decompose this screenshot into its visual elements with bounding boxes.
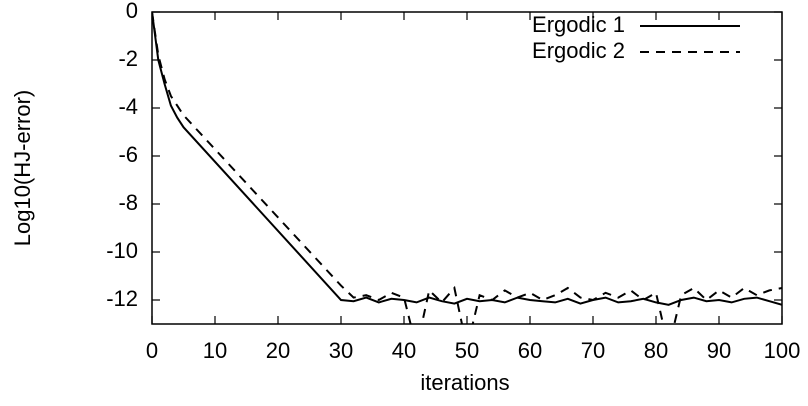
x-tick-label: 90 bbox=[707, 338, 731, 363]
y-tick-label: -6 bbox=[118, 142, 138, 167]
x-tick-label: 0 bbox=[146, 338, 158, 363]
x-tick-label: 40 bbox=[392, 338, 416, 363]
series-line bbox=[152, 12, 782, 324]
x-tick-label: 10 bbox=[203, 338, 227, 363]
y-tick-label: -12 bbox=[106, 286, 138, 311]
y-axis-label: Log10(HJ-error) bbox=[10, 90, 35, 247]
x-tick-label: 30 bbox=[329, 338, 353, 363]
y-tick-label: -10 bbox=[106, 238, 138, 263]
legend-label: Ergodic 2 bbox=[532, 38, 625, 63]
plot-lines bbox=[152, 12, 782, 324]
y-tick-label: 0 bbox=[126, 0, 138, 23]
x-tick-label: 60 bbox=[518, 338, 542, 363]
series-line bbox=[152, 12, 782, 306]
y-tick-label: -4 bbox=[118, 94, 138, 119]
x-tick-label: 70 bbox=[581, 338, 605, 363]
y-tick-label: -8 bbox=[118, 190, 138, 215]
x-axis-label: iterations bbox=[420, 370, 509, 395]
x-tick-label: 20 bbox=[266, 338, 290, 363]
x-tick-label: 50 bbox=[455, 338, 479, 363]
x-tick-label: 80 bbox=[644, 338, 668, 363]
y-tick-label: -2 bbox=[118, 46, 138, 71]
plot-frame bbox=[151, 11, 783, 325]
legend-label: Ergodic 1 bbox=[532, 12, 625, 37]
x-tick-label: 100 bbox=[764, 338, 801, 363]
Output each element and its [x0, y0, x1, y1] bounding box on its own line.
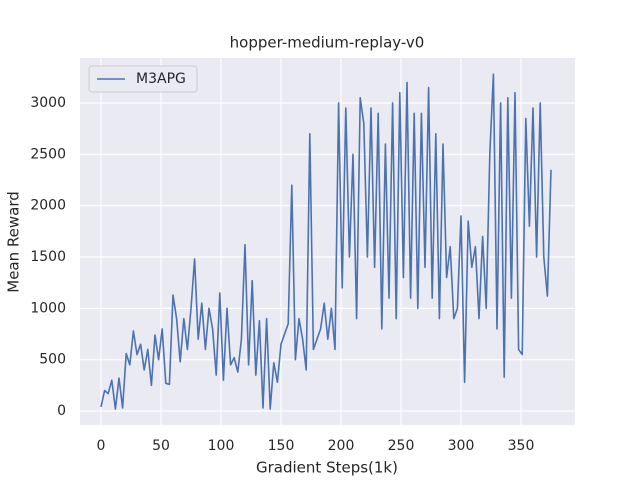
plot-area — [80, 58, 575, 425]
legend-box — [88, 65, 198, 93]
y-tick-label: 1000 — [30, 300, 66, 316]
x-tick-label: 0 — [97, 438, 106, 454]
x-tick-label: 50 — [152, 438, 170, 454]
y-axis-label: Mean Reward — [5, 191, 23, 293]
y-tick-label: 500 — [39, 352, 66, 368]
y-tick-label: 3000 — [30, 95, 66, 111]
x-tick-label: 200 — [328, 438, 355, 454]
x-axis-label: Gradient Steps(1k) — [256, 459, 398, 477]
chart-title: hopper-medium-replay-v0 — [230, 34, 425, 52]
x-tick-label: 350 — [508, 438, 535, 454]
x-tick-label: 150 — [268, 438, 295, 454]
legend-label: M3APG — [136, 71, 186, 87]
x-tick-label: 300 — [448, 438, 475, 454]
y-tick-label: 0 — [57, 403, 66, 419]
x-tick-label: 100 — [208, 438, 235, 454]
y-tick-label: 2500 — [30, 146, 66, 162]
y-tick-label: 1500 — [30, 249, 66, 265]
data-line — [100, 73, 552, 410]
x-tick-label: 250 — [388, 438, 415, 454]
y-tick-label: 2000 — [30, 198, 66, 214]
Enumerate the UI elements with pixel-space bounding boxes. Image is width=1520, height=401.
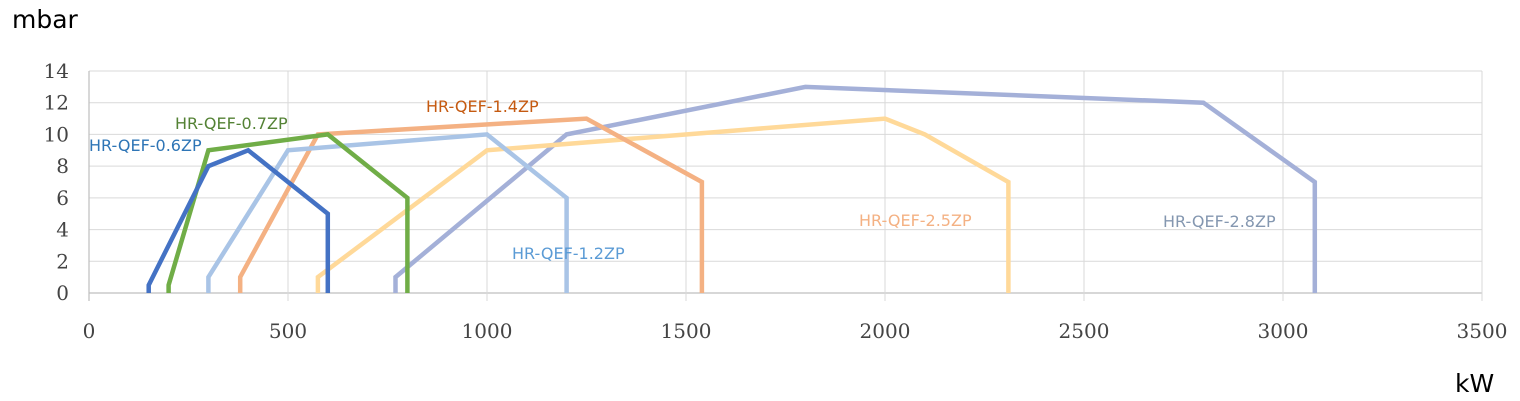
x-tick-label: 2000: [860, 319, 911, 343]
y-axis-label: mbar: [12, 5, 79, 34]
y-tick-label: 2: [56, 249, 69, 273]
x-tick-label: 2500: [1059, 319, 1110, 343]
x-tick-labels: 0 500 1000 1500 2000 2500 3000 3500: [83, 319, 1508, 343]
series-label-hr-qef-1-2zp: HR-QEF-1.2ZP: [512, 244, 625, 263]
series-label-hr-qef-1-4zp: HR-QEF-1.4ZP: [426, 97, 539, 116]
x-tick-label: 500: [269, 319, 307, 343]
x-tick-label: 3000: [1258, 319, 1309, 343]
x-tick-label: 0: [83, 319, 96, 343]
series-line-hr-qef-0-6zp: [146, 147, 331, 293]
series-label-hr-qef-0-6zp: HR-QEF-0.6ZP: [89, 136, 202, 155]
y-tick-label: 8: [56, 154, 69, 178]
x-axis-label: kW: [1455, 369, 1494, 398]
series-labels: HR-QEF-0.6ZP HR-QEF-0.7ZP HR-QEF-1.2ZP HR-Q…: [89, 97, 1276, 263]
x-tick-label: 1500: [661, 319, 712, 343]
y-tick-label: 10: [44, 122, 69, 146]
series-line-hr-qef-2-8zp: [393, 84, 1318, 293]
series-label-hr-qef-2-5zp: HR-QEF-2.5ZP: [859, 211, 972, 230]
series-line-hr-qef-2-5zp: [315, 116, 1011, 293]
series-line-hr-qef-0-7zp: [166, 132, 410, 293]
series-label-hr-qef-0-7zp: HR-QEF-0.7ZP: [175, 114, 288, 133]
series-line-hr-qef-1-2zp: [206, 132, 569, 293]
x-tick-label: 1000: [462, 319, 513, 343]
series-line-hr-qef-1-4zp: [237, 116, 705, 293]
y-tick-label: 12: [44, 91, 69, 115]
y-tick-label: 6: [56, 186, 69, 210]
series-lines: [146, 84, 1318, 293]
grid: [88, 70, 1483, 301]
y-tick-label: 0: [56, 281, 69, 305]
y-tick-labels: 0 2 4 6 8 10 12 14: [44, 59, 69, 305]
series-label-hr-qef-2-8zp: HR-QEF-2.8ZP: [1163, 212, 1276, 231]
y-tick-label: 4: [56, 218, 69, 242]
y-tick-label: 14: [44, 59, 69, 83]
x-tick-label: 3500: [1457, 319, 1508, 343]
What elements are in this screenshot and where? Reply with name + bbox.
________________
WHAT IS ASKED:
Can you copy, unchanged, the stretch of the items above from the line containing "x-tick-label: 2000: [860, 319, 911, 343]" through the end of the items?

ANSWER TO THE TASK:
x-tick-label: 2000: [860, 319, 911, 343]
y-axis-label: mbar: [12, 5, 79, 34]
y-tick-label: 2: [56, 249, 69, 273]
x-tick-label: 2500: [1059, 319, 1110, 343]
x-tick-labels: 0 500 1000 1500 2000 2500 3000 3500: [83, 319, 1508, 343]
series-label-hr-qef-1-2zp: HR-QEF-1.2ZP: [512, 244, 625, 263]
series-label-hr-qef-1-4zp: HR-QEF-1.4ZP: [426, 97, 539, 116]
x-tick-label: 500: [269, 319, 307, 343]
x-tick-label: 3000: [1258, 319, 1309, 343]
x-tick-label: 0: [83, 319, 96, 343]
series-line-hr-qef-0-6zp: [146, 147, 331, 293]
series-label-hr-qef-0-6zp: HR-QEF-0.6ZP: [89, 136, 202, 155]
y-tick-label: 8: [56, 154, 69, 178]
x-axis-label: kW: [1455, 369, 1494, 398]
series-labels: HR-QEF-0.6ZP HR-QEF-0.7ZP HR-QEF-1.2ZP HR-Q…: [89, 97, 1276, 263]
x-tick-label: 1500: [661, 319, 712, 343]
y-tick-label: 10: [44, 122, 69, 146]
series-line-hr-qef-2-8zp: [393, 84, 1318, 293]
series-label-hr-qef-2-5zp: HR-QEF-2.5ZP: [859, 211, 972, 230]
series-line-hr-qef-2-5zp: [315, 116, 1011, 293]
series-line-hr-qef-0-7zp: [166, 132, 410, 293]
series-label-hr-qef-0-7zp: HR-QEF-0.7ZP: [175, 114, 288, 133]
series-line-hr-qef-1-2zp: [206, 132, 569, 293]
x-tick-label: 1000: [462, 319, 513, 343]
series-line-hr-qef-1-4zp: [237, 116, 705, 293]
y-tick-label: 12: [44, 91, 69, 115]
y-tick-label: 6: [56, 186, 69, 210]
series-lines: [146, 84, 1318, 293]
grid: [88, 70, 1483, 301]
y-tick-label: 0: [56, 281, 69, 305]
y-tick-labels: 0 2 4 6 8 10 12 14: [44, 59, 69, 305]
series-label-hr-qef-2-8zp: HR-QEF-2.8ZP: [1163, 212, 1276, 231]
y-tick-label: 4: [56, 218, 69, 242]
y-tick-label: 14: [44, 59, 69, 83]
x-tick-label: 3500: [1457, 319, 1508, 343]
What elements are in this screenshot and where? Reply with name + bbox.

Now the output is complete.